>> start
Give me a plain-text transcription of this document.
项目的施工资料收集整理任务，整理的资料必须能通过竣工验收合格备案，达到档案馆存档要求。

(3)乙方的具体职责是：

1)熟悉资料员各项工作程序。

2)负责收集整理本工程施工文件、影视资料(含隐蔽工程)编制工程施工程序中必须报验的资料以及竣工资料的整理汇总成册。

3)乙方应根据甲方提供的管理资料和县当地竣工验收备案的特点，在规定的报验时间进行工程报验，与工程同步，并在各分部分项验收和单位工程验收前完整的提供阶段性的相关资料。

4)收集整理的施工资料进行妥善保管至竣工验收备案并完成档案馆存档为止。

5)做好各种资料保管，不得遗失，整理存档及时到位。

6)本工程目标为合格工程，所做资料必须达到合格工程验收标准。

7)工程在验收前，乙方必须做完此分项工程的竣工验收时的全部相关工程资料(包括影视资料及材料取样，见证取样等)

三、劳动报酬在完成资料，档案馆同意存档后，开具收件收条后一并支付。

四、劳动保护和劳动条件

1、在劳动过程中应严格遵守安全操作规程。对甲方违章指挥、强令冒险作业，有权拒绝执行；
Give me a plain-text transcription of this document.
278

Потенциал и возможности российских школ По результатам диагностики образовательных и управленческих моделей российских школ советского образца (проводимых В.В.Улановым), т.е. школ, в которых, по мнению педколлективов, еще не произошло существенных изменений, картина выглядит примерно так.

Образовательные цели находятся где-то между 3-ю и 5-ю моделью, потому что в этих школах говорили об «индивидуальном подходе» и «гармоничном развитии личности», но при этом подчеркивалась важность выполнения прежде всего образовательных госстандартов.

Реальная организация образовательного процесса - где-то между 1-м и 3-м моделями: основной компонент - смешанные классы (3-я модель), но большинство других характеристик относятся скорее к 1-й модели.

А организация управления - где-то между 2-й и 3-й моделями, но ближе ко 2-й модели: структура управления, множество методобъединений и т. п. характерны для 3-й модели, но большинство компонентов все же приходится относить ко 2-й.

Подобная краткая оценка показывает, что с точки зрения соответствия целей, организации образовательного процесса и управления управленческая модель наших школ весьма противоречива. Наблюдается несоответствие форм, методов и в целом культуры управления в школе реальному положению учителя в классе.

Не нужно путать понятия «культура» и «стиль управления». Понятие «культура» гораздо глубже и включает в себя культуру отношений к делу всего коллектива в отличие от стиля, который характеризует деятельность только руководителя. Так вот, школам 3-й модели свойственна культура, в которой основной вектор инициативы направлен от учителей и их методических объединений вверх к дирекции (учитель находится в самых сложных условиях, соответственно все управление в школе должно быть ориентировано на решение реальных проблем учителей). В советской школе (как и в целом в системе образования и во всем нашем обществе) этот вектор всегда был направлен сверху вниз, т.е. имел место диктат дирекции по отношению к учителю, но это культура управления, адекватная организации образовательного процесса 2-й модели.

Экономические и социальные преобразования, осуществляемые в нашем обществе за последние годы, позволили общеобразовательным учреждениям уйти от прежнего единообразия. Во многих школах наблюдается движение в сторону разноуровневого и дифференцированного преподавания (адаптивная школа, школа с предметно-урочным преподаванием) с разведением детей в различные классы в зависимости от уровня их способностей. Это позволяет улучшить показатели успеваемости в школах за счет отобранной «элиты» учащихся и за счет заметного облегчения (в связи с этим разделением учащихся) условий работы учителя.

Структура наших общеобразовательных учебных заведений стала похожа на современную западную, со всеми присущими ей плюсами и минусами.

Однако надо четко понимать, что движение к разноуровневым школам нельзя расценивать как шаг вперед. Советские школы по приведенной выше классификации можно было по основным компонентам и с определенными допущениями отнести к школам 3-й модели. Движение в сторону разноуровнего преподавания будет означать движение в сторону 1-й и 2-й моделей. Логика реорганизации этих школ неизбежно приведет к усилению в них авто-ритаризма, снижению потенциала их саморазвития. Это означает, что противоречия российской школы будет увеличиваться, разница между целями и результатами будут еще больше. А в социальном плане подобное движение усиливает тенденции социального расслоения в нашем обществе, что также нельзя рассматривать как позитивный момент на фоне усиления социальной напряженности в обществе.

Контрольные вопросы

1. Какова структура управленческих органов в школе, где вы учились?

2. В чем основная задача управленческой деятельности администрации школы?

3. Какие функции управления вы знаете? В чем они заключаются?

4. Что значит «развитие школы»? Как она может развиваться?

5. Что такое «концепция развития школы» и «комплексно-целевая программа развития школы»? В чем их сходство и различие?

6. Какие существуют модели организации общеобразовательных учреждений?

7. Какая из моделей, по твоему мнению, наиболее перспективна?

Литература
>> end
* [Given exercise]
Using the material above, report each line where "моделей" occurs.

* [Written response]
Потенциал и возможности российских школ По результатам диагностики образовательных и управленческих моделей российских школ советского образца (проводимых В.В.Улановым), т.е. школ, в которых, по мнению педколлективов, еще не произошло существенных изменений, картина выглядит примерно так.
Однако надо четко понимать, что движение к разноуровневым школам нельзя расценивать как шаг вперед. Советские школы по приведенной выше классификации можно было по основным компонентам и с определенными допущениями отнести к школам 3-й модели. Движение в сторону разноуровнего преподавания будет означать движение в сторону 1-й и 2-й моделей. Логика реорганизации этих школ неизбежно приведет к усилению в них авто-ритаризма, снижению потенциала их саморазвития. Это означает, что противоречия российской школы будет увеличиваться, разница между целями и результатами будут еще больше. А в социальном плане подобное движение усиливает тенденции социального расслоения в нашем обществе, что также нельзя рассматривать как позитивный момент на фоне усиления социальной напряженности в обществе.
7. Какая из моделей, по твоему мнению, наиболее перспективна?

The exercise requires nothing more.